__GOAL__
Comb the records below for the string "temperature" and copy each line where it turns up.

__Source data__
· · ·
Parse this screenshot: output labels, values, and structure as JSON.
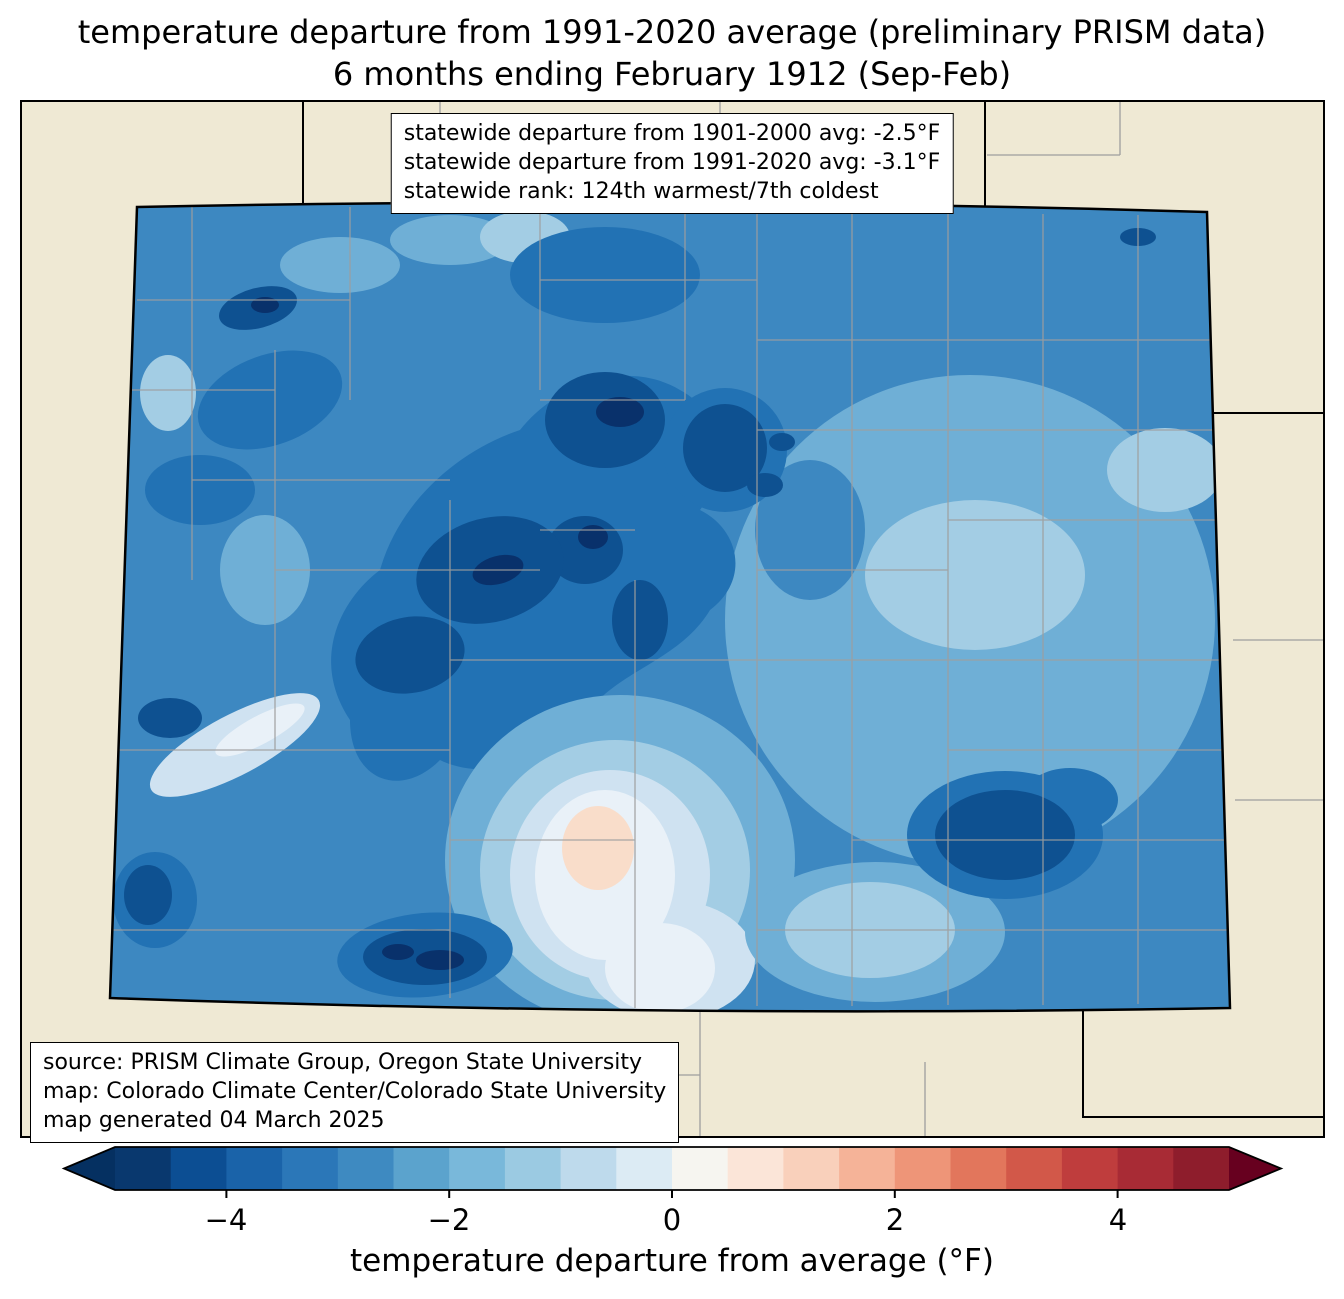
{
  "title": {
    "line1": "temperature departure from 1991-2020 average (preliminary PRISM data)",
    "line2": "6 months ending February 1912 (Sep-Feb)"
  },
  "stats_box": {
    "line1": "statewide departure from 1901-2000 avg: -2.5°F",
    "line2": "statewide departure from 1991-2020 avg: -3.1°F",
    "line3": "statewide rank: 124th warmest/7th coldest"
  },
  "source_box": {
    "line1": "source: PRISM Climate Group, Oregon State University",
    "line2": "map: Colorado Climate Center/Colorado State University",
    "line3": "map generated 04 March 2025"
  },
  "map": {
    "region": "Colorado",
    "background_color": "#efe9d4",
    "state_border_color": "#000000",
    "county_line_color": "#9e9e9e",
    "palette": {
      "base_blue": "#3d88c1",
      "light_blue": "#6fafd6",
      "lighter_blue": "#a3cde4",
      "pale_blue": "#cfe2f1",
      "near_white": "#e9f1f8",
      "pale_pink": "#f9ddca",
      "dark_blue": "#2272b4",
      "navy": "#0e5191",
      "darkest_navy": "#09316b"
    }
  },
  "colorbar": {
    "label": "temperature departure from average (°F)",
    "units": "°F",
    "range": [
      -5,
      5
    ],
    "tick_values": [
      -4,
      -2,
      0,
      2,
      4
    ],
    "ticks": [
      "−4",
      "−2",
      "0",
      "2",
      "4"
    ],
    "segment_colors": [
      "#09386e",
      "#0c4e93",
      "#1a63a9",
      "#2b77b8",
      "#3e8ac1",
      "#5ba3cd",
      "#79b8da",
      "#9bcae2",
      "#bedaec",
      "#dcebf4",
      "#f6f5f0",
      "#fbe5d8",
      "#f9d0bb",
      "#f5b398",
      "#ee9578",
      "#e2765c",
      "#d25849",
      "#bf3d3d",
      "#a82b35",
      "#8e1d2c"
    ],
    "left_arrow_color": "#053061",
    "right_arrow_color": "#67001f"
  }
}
· · ·
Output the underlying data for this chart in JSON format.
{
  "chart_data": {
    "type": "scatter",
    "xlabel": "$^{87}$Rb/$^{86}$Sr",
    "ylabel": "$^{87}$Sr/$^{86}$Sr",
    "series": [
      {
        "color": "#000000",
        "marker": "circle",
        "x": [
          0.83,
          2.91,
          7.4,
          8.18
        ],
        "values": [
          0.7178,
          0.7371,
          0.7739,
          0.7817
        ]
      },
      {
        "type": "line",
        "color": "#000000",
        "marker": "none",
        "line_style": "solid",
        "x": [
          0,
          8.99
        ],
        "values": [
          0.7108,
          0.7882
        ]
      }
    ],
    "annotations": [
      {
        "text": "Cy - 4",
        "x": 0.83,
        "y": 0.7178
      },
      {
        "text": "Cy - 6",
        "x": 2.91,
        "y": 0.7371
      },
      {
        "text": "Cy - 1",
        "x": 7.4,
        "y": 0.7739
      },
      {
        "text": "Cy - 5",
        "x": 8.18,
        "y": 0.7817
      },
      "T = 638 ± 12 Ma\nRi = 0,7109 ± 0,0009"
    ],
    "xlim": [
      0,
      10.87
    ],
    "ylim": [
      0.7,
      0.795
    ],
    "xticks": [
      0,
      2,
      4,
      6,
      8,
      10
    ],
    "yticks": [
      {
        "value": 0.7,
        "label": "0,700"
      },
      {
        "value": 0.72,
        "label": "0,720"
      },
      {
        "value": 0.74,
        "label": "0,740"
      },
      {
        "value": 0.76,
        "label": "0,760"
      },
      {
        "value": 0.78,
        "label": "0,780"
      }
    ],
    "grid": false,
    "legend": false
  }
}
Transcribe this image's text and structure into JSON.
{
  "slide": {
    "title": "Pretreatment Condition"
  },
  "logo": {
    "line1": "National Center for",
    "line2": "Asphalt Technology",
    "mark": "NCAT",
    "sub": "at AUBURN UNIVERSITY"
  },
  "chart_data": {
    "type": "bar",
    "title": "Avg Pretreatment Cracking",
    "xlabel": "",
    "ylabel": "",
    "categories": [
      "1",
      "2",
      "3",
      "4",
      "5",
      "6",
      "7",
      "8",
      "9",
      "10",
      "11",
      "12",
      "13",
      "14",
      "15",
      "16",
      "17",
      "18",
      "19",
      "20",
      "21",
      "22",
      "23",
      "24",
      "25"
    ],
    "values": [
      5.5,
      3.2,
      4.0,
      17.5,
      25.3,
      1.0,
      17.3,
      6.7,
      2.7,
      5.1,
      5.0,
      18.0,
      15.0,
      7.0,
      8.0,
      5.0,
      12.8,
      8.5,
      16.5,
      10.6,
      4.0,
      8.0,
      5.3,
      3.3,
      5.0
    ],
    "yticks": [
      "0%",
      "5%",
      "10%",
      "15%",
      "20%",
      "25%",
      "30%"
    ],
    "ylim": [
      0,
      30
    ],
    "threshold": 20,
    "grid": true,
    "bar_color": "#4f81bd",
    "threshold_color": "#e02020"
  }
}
· · ·
__ANSWER FOR THE TASK__
    "line1": "temperature departure from 1991-2020 average (preliminary PRISM data)",
    "label": "temperature departure from average (°F)",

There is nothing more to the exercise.